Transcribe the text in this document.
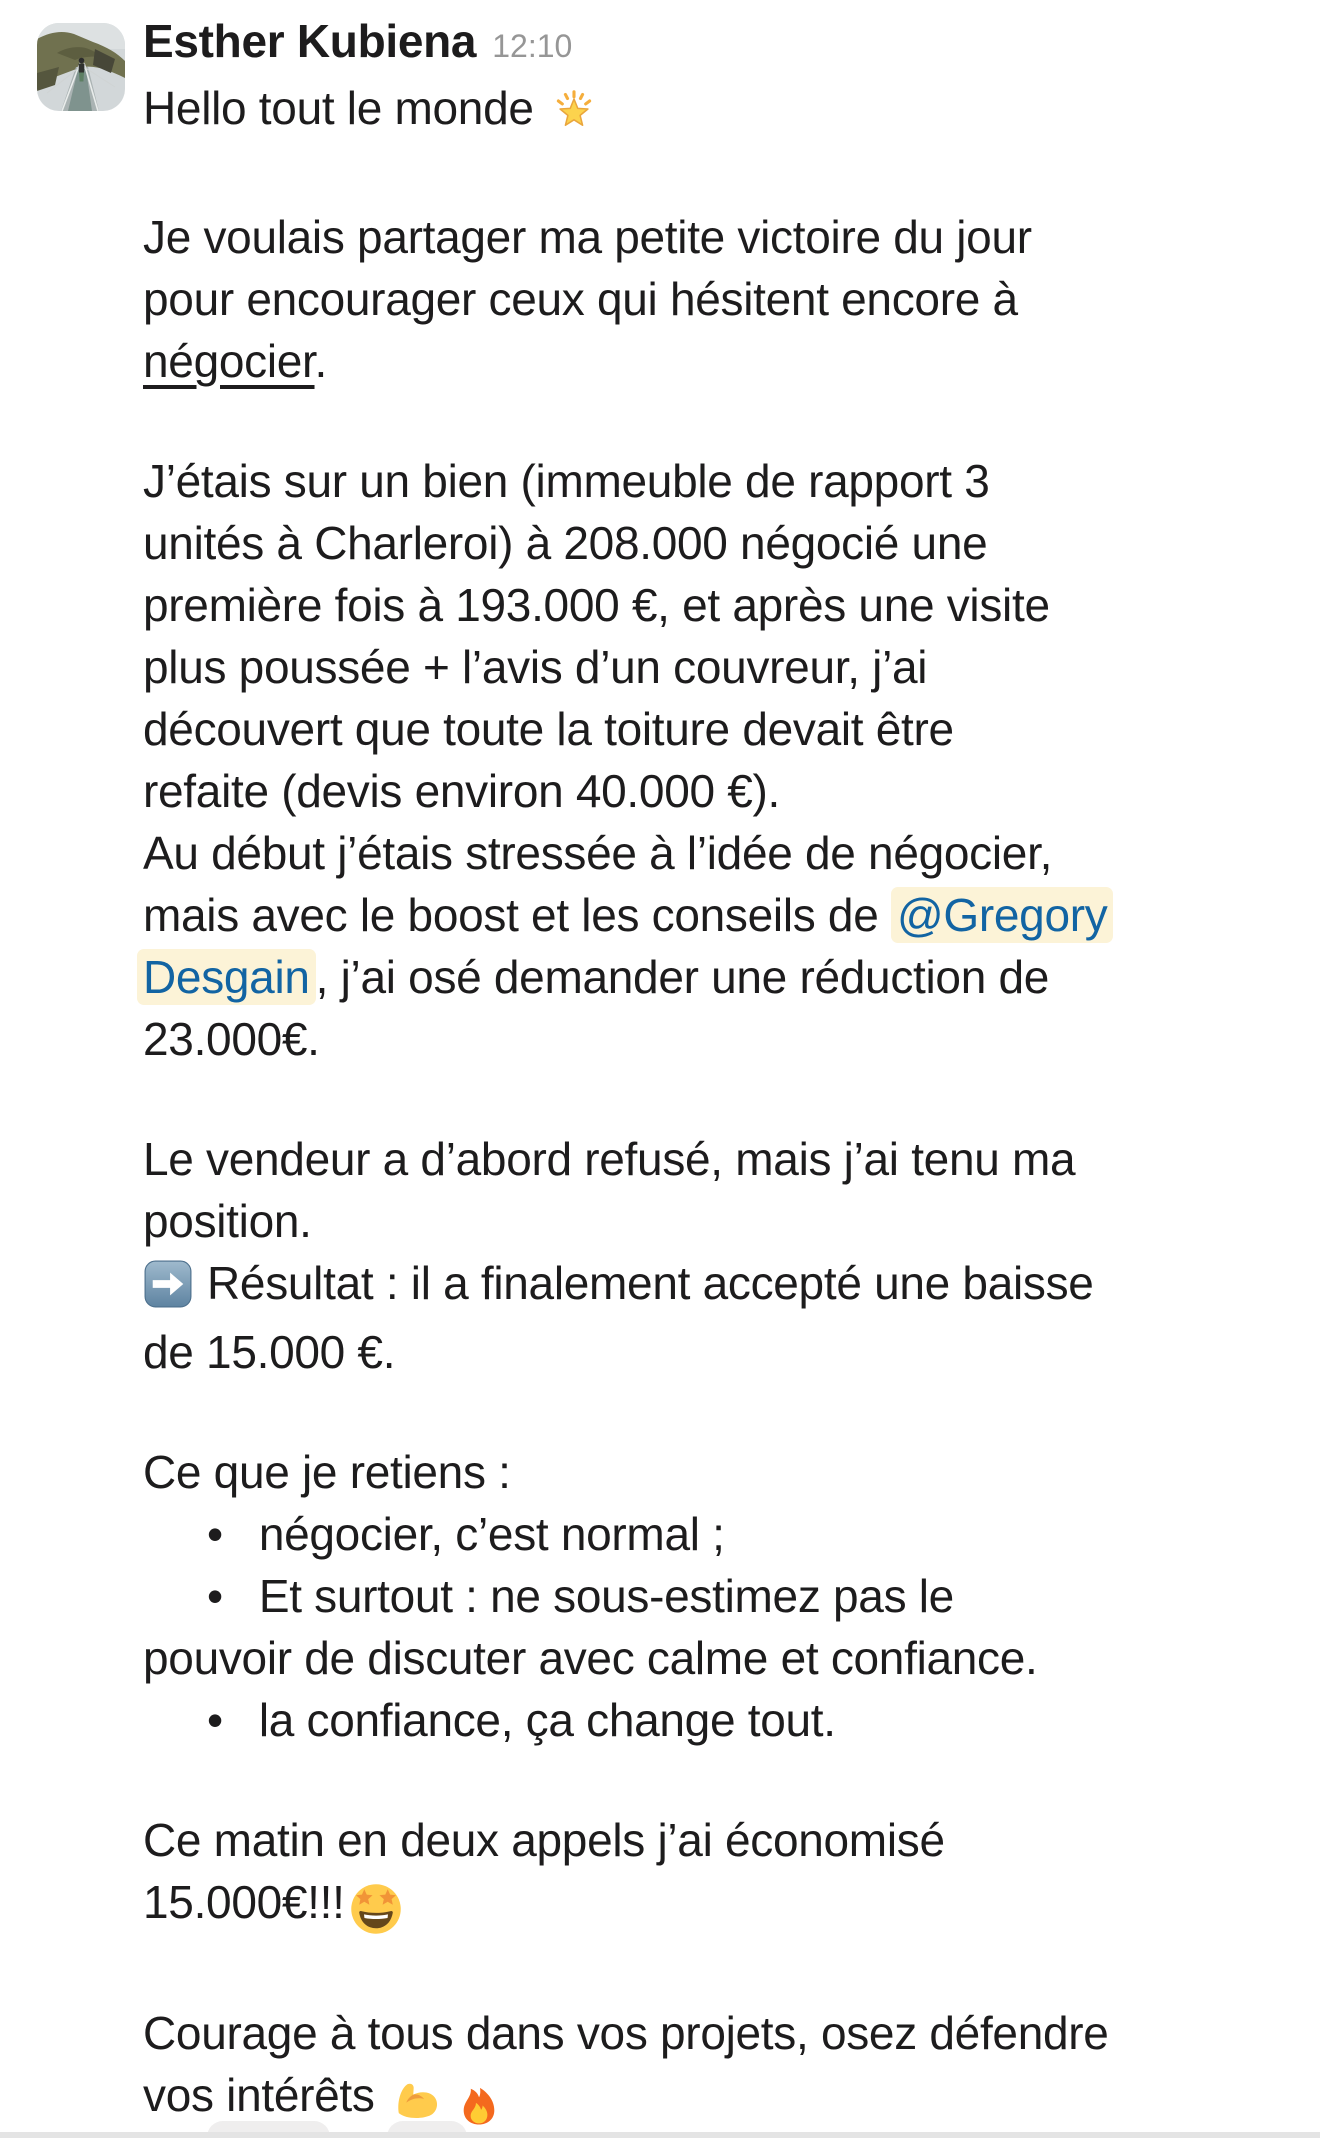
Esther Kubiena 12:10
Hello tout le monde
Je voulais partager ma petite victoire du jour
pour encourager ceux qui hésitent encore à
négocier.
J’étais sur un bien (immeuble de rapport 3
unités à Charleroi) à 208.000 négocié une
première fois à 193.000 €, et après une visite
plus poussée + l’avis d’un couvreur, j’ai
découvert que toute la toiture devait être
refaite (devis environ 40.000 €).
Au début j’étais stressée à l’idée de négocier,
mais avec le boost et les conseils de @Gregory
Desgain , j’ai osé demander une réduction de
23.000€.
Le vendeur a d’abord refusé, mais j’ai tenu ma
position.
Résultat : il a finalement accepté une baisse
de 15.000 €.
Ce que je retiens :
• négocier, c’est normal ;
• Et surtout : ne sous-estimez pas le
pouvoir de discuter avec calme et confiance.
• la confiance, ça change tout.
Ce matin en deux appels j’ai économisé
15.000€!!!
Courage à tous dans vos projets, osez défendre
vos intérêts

**Challenge:** Except for the pictures, reproduce every line exactly.

**Answer to the exercise:**
Transcribe the text in this document.
Esther Kubiena 12:10
Hello tout le monde
Je voulais partager ma petite victoire du jour
pour encourager ceux qui hésitent encore à
négocier.
J’étais sur un bien (immeuble de rapport 3
unités à Charleroi) à 208.000 négocié une
première fois à 193.000 €, et après une visite
plus poussée + l’avis d’un couvreur, j’ai
découvert que toute la toiture devait être
refaite (devis environ 40.000 €).
Au début j’étais stressée à l’idée de négocier,
mais avec le boost et les conseils de @Gregory
Desgain , j’ai osé demander une réduction de
23.000€.
Le vendeur a d’abord refusé, mais j’ai tenu ma
position.
Résultat : il a finalement accepté une baisse
de 15.000 €.
Ce que je retiens :
• négocier, c’est normal ;
• Et surtout : ne sous-estimez pas le
pouvoir de discuter avec calme et confiance.
• la confiance, ça change tout.
Ce matin en deux appels j’ai économisé
15.000€!!!
Courage à tous dans vos projets, osez défendre
vos intérêts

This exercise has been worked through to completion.